__Set problem__: In the records, rename "metric-label" to "metric-caption" throughout the stretch from the line containing "legend-swatch-3: [379, 436, 387, 443]" through the line containing "panel-badge: 团长收益: [766, 88, 832, 154]", and give only those lines, otherwise unchanged.

****************

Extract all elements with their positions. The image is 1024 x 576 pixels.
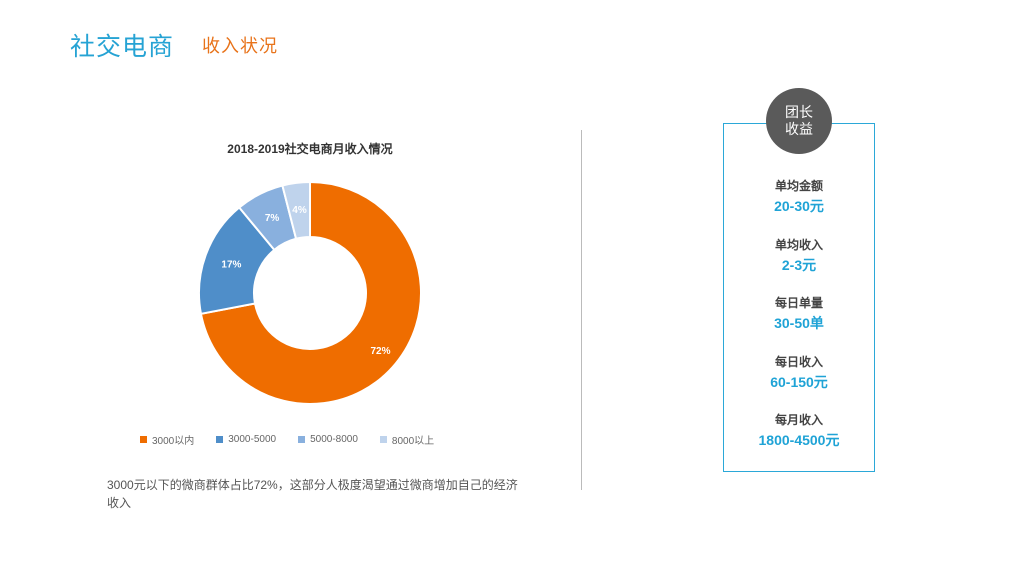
legend-swatch-3: [379, 436, 387, 443]
donut-chart: 72% 17% 7% 4%: [198, 180, 422, 405]
page-subtitle: 收入状况: [202, 36, 278, 56]
legend-swatch-0: [140, 436, 147, 443]
metric-label: 每日收入: [774, 354, 823, 369]
legend-label-1: 3000-5000: [228, 434, 277, 445]
metric-label: 单均收入: [774, 237, 823, 252]
metric-value: 1800-4500元: [758, 432, 840, 448]
page-title: 社交电商: [70, 33, 175, 61]
legend-label-2: 5000-8000: [310, 434, 358, 445]
legend-label-3: 8000以上: [391, 436, 435, 447]
metric-value: 30-50单: [774, 315, 824, 331]
legend-item-3: 8000以上: [379, 432, 435, 447]
legend-swatch-2: [298, 436, 306, 443]
legend-item-0: 3000以内: [140, 432, 194, 447]
metric-value: 2-3元: [781, 256, 817, 273]
legend-swatch-1: [216, 436, 224, 443]
legend-label-0: 3000以内: [152, 436, 195, 447]
metric-item: 单均收入 2-3元: [723, 237, 875, 296]
metrics-list: 单均金额 20-30元 单均收入 2-3元 每日单量 30-50单 每日收入 6…: [723, 178, 875, 471]
metric-label: 单均金额: [774, 179, 823, 193]
metric-value: 20-30元: [774, 198, 824, 214]
donut-slice-0: [199, 180, 422, 405]
vertical-divider: [581, 130, 582, 490]
metric-label: 每月收入: [774, 413, 823, 427]
donut-data-label-0: 72%: [370, 346, 390, 357]
legend-item-1: 3000-5000: [216, 432, 276, 447]
donut-data-label-2: 7%: [265, 213, 280, 224]
metric-item: 每日收入 60-150元: [723, 354, 875, 413]
metric-value: 60-150元: [770, 373, 828, 390]
chart-legend: 3000以内 3000-5000 5000-8000 8000以上: [140, 432, 434, 447]
metric-item: 每日单量 30-50单: [723, 295, 875, 354]
donut-slice-3: [281, 180, 311, 240]
metric-label: 每日单量: [774, 296, 823, 310]
panel-badge: 团长收益: [766, 88, 832, 154]
chart-note: 3000元以下的微商群体占比72%，这部分人极度渴望通过微商增加自己的经济收入: [107, 478, 518, 510]
chart-title: 2018-2019社交电商月收入情况: [227, 142, 393, 156]
badge-label: 团长收益: [785, 104, 813, 137]
metric-item: 每月收入 1800-4500元: [723, 412, 875, 471]
metric-item: 单均金额 20-30元: [723, 178, 875, 237]
legend-item-2: 5000-8000: [298, 432, 358, 447]
donut-data-label-3: 4%: [292, 205, 307, 216]
donut-data-label-1: 17%: [221, 259, 241, 270]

****************

__Correct result__:
legend-swatch-3: [379, 436, 387, 443]
donut-chart: 72% 17% 7% 4%: [198, 180, 422, 405]
page-subtitle: 收入状况: [202, 36, 278, 56]
legend-swatch-0: [140, 436, 147, 443]
metric-caption: 每日收入: [774, 354, 823, 369]
legend-label-1: 3000-5000: [228, 434, 277, 445]
metric-caption: 单均收入: [774, 237, 823, 252]
metric-value: 1800-4500元: [758, 432, 840, 448]
page-title: 社交电商: [70, 33, 175, 61]
legend-label-2: 5000-8000: [310, 434, 358, 445]
legend-label-3: 8000以上: [391, 436, 435, 447]
metric-value: 30-50单: [774, 315, 824, 331]
legend-item-3: 8000以上: [379, 432, 435, 447]
legend-swatch-2: [298, 436, 306, 443]
legend-item-0: 3000以内: [140, 432, 194, 447]
metric-value: 2-3元: [781, 256, 817, 273]
legend-swatch-1: [216, 436, 224, 443]
legend-label-0: 3000以内: [152, 436, 195, 447]
metric-item: 单均收入 2-3元: [723, 237, 875, 296]
metrics-list: 单均金额 20-30元 单均收入 2-3元 每日单量 30-50单 每日收入 6…: [723, 178, 875, 471]
metric-caption: 单均金额: [774, 179, 823, 193]
metric-value: 20-30元: [774, 198, 824, 214]
donut-slice-0: [199, 180, 422, 405]
vertical-divider: [581, 130, 582, 490]
metric-caption: 每月收入: [774, 413, 823, 427]
donut-data-label-0: 72%: [370, 346, 390, 357]
legend-item-1: 3000-5000: [216, 432, 276, 447]
donut-data-label-2: 7%: [265, 213, 280, 224]
metric-item: 每日收入 60-150元: [723, 354, 875, 413]
metric-value: 60-150元: [770, 373, 828, 390]
chart-legend: 3000以内 3000-5000 5000-8000 8000以上: [140, 432, 434, 447]
metric-item: 每日单量 30-50单: [723, 295, 875, 354]
donut-slice-3: [281, 180, 311, 240]
metric-caption: 每日单量: [774, 296, 823, 310]
panel-badge: 团长收益: [766, 88, 832, 154]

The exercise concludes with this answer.